Vous vous êtes installée dans cet atelier à Ivry en 1998. Vous racontez volontiers qu’il a changé votre vie ?
Oui, Marie Darrieussecq – traduisant Virginia Woolf – dit qu’on ne parle plus d’une « chambre à soi », mais d’un « lieu à soi (1) ». J’ai l’impression d’avoir créé un lieu pour moi. J’ai quitté un bâtiment de la Ville de Paris, près de la place d’Italie, et je me suis greffée sur un projet immobilier mené par Pierre Bertheau : sa femme était artiste, et il s’est rendu compte qu’il n’y avait pas assez d’ateliers dans la ville d’Ivry, où ils vivaient. Il a alors acheté des friches industrielles et les a découpées en lots bruts, qu’il a revendus à des artistes et artisans à 900 euros le mètre carré !
D’immenses fenêtres donnent sur des voies de chemin de fer, avec la colline d’Ivry, la tour Eiffel, la tour Montparnasse et les tours Duo de Jean Nouvel. L’architecture est très présente, ce qui n’est peut-être pas un hasard, puisque votre père a été l’un des cofondateurs de l’Atelier de Montrouge (2). Il y a ici quelque chose de très urbain, de dur, et en même temps une sorte d’harmonie classique.
C’est très hétérogène, avec une forme d’équilibre. Et j’aime l’idée que c’est ce lieu qui m’a choisie plus que je ne l’ai choisi… Dans ses écrits récents, Michèle Cohen-Halimi, qui est une amie, raconte que l’on croit tomber sur un livre, alors que c’est le livre qui tombe sur nous… Ce n’est pas un hasard en effet si j’ai eu envie de prendre mon vélo pour parcourir cette banlieue, puis que je m’y suis installée. C’est une zone où le XIXe, le XXe et le XXIe siècle se rencontrent, et où je me sens libre, car l’architecture et la temporalité sont libres. Une ville communiste, avec un maire formidable : à Ivry, l’art a toujours été très présent.

Travail à faire:
• A. Pouvez-vous recopier fidèlement le passage de l'entretien qui commence aux mots « C’est très hétérogène, avec » et s'arrête après « été très présent. » ?
• B. Comment résumer l'entretien en deux phrases ?
• C. Pouvez-vous réécrire sous forme de liste le paragraphe de l'entretien qui commence par « D'immenses fenêtres » ?
Le listing provient d'une autre source.

(Entrées de données extraites)

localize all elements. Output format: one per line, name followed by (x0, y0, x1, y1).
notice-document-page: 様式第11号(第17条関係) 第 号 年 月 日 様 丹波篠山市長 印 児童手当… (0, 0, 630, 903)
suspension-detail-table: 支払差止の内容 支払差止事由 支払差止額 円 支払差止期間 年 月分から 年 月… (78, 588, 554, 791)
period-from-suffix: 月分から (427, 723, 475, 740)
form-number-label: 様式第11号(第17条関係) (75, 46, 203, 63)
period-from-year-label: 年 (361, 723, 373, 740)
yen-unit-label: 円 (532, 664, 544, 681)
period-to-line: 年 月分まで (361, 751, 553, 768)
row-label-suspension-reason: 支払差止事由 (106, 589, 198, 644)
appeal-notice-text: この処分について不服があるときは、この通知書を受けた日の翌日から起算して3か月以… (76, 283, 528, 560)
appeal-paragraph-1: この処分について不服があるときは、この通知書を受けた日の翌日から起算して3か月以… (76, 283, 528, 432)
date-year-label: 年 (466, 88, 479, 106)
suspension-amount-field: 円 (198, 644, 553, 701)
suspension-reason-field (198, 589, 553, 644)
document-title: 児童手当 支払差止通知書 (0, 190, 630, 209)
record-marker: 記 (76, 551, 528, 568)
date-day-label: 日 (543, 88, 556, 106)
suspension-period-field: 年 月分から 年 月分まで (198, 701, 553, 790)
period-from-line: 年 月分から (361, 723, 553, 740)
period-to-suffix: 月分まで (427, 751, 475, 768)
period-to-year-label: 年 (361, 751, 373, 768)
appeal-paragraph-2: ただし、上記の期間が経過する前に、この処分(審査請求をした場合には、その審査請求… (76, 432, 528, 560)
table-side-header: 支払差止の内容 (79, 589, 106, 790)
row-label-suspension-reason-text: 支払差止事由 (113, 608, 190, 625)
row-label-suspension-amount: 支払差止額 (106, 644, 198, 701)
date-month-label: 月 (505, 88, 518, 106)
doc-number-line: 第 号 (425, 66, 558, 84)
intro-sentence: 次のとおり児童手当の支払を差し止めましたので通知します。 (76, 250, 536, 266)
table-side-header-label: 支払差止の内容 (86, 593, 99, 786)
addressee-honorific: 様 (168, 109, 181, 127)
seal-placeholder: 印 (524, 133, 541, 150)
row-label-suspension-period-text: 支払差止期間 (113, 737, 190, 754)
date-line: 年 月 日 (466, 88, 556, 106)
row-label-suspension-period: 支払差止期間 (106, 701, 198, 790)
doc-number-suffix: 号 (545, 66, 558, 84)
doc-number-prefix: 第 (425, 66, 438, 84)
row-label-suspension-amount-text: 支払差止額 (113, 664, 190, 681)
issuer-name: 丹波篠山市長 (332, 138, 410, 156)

Réponses ci-dessous:
• A.
C’est très hétérogène, avec une forme d’équilibre. Et j’aime l’idée que c’est ce lieu qui m’a choisie plus que je ne l’ai choisi… Dans ses écrits récents, Michèle Cohen-Halimi, qui est une amie, raconte que l’on croit tomber sur un livre, alors que c’est le livre qui tombe sur nous… Ce n’est pas un hasard en effet si j’ai eu envie de prendre mon vélo pour parcourir cette banlieue, puis que je m’y suis installée. C’est une zone où le XIXe, le XXe et le XXIe siècle se rencontrent, et où je me sens libre, car l’architecture et la temporalité sont libres. Une ville communiste, avec un maire formidable : à Ivry, l’art a toujours été très présent.

• B. L'interviewée s'est installée en 1998 dans un atelier à Ivry, grâce au projet immobilier de Pierre Bertheau, qui avait acheté des friches industrielles et les avait revendues en lots bruts à des artistes et artisans à 900 euros le mètre carré. Elle aime l'idée que ce lieu l'a choisie, et elle se sent libre dans cette banlieue où se rencontrent le XIXe, le XXe et le XXIe siècle.

• C.
- D'immenses fenêtres donnent sur des voies de chemin de fer.
- On y voit la colline d'Ivry, la tour Eiffel, la tour Montparnasse et les tours Duo de Jean Nouvel.
- L'architecture est très présente, peut-être pas par hasard, puisque le père de l'interviewée a été l'un des cofondateurs de l'Atelier de Montrouge.
- Le lieu a quelque chose de très urbain et de dur, avec en même temps une sorte d'harmonie classique.